The problem: Copy the data word for word from its first line through the line that contains "user-icon xyxy=(134,993,166,1028)", including that line.

++++++

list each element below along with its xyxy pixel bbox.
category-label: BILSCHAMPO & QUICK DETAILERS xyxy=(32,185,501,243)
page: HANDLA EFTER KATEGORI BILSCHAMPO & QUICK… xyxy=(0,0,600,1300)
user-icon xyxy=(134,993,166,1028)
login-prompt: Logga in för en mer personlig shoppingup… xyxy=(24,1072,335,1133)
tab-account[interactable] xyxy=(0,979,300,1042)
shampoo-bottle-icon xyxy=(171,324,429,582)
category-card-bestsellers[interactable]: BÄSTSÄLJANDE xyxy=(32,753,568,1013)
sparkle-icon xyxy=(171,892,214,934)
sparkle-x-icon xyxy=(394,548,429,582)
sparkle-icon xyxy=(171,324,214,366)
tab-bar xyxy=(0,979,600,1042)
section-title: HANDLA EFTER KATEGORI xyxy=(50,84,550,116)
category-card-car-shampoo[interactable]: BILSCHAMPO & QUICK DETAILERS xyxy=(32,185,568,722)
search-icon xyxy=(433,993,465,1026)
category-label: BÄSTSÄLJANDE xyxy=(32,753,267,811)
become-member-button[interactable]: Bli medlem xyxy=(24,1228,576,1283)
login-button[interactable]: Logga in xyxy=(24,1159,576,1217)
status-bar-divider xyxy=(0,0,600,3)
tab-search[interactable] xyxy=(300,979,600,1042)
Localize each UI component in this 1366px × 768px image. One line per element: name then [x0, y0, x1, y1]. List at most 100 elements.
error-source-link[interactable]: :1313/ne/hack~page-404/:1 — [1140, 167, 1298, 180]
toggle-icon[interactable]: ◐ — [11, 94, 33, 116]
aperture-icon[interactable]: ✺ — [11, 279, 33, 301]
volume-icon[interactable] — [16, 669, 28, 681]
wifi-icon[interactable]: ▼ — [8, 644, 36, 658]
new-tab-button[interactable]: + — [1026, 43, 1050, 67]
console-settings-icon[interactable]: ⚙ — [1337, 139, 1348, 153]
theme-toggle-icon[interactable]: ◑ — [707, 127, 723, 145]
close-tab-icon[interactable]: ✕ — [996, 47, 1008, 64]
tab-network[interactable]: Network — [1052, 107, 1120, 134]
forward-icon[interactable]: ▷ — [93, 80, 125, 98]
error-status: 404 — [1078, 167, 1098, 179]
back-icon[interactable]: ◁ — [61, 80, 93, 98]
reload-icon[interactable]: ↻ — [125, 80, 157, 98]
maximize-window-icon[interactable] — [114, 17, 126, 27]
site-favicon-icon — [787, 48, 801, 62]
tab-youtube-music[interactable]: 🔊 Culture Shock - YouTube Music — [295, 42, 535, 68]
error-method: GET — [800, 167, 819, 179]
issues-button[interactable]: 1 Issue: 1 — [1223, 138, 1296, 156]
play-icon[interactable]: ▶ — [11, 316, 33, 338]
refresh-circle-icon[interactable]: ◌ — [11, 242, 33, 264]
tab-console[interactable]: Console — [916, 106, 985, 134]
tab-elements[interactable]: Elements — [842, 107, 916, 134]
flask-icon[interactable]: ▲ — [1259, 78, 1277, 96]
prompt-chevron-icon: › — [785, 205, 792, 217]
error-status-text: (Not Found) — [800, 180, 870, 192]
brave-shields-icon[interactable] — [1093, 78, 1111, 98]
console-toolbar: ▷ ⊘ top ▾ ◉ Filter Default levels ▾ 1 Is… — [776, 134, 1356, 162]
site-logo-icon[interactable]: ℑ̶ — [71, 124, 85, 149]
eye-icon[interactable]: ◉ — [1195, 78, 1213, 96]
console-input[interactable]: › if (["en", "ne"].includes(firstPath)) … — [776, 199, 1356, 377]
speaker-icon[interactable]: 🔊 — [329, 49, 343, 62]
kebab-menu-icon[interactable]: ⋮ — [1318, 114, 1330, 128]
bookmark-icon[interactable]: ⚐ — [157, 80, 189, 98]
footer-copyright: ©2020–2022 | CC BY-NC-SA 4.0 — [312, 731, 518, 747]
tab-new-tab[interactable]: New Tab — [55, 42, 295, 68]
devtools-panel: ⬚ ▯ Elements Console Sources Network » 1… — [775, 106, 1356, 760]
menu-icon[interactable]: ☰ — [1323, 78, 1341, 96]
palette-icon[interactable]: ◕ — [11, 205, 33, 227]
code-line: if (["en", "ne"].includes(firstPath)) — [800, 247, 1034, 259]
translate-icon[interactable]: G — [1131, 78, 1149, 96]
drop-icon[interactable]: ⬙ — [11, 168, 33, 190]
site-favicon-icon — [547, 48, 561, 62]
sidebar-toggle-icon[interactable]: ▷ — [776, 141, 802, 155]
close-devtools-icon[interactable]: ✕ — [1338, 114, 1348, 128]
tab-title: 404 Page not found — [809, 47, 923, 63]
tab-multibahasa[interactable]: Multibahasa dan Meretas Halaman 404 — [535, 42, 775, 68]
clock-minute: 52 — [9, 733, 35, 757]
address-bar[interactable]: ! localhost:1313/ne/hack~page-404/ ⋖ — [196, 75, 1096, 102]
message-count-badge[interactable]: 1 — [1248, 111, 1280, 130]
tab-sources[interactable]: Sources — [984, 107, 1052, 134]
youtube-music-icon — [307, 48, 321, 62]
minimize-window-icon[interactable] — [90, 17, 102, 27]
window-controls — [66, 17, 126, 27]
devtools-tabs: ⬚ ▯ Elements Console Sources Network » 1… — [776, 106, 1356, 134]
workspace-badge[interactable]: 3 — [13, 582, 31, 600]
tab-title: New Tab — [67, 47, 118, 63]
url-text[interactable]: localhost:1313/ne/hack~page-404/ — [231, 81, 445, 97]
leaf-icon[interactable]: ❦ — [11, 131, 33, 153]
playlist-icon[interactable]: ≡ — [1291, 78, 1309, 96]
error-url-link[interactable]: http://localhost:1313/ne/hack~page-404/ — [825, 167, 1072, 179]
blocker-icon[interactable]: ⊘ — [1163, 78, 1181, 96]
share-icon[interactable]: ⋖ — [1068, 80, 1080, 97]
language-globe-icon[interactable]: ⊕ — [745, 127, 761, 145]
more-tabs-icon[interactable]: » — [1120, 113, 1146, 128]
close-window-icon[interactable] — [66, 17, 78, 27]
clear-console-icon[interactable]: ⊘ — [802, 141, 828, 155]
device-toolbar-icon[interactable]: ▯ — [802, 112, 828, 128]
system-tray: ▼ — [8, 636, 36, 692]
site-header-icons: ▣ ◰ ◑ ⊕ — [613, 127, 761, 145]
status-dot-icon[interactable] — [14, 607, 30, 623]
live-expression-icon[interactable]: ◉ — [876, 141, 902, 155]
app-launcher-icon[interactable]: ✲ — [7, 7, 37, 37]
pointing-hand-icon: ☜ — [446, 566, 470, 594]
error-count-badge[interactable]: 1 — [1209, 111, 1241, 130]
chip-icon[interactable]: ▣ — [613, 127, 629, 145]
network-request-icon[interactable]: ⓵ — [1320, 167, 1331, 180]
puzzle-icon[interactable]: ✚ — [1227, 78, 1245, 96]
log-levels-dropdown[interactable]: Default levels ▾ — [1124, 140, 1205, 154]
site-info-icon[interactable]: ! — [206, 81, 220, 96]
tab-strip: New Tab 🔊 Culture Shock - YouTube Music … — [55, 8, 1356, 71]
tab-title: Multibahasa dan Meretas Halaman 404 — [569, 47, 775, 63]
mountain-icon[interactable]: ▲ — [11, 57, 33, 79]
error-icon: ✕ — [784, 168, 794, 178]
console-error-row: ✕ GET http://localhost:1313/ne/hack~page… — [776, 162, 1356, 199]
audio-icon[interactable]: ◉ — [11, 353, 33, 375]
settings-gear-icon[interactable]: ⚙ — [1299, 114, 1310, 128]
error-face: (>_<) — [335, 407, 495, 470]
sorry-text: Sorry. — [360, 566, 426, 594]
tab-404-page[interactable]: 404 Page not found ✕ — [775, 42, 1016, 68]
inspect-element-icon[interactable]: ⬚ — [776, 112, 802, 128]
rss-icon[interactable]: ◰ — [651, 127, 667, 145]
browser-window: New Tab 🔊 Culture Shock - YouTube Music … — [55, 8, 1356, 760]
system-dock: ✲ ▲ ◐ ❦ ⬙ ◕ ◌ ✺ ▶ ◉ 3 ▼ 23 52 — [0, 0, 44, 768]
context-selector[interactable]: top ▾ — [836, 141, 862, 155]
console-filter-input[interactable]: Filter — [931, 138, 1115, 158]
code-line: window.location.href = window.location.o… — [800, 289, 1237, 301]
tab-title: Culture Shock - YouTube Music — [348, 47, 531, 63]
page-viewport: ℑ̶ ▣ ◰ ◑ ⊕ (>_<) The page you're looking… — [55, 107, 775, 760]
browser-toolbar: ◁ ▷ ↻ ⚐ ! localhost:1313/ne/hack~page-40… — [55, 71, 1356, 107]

++++++

The reply:
list each element below along with its xyxy pixel bbox.
category-label: BILSCHAMPO & QUICK DETAILERS xyxy=(32,185,501,243)
page: HANDLA EFTER KATEGORI BILSCHAMPO & QUICK… xyxy=(0,0,600,1300)
user-icon xyxy=(134,993,166,1028)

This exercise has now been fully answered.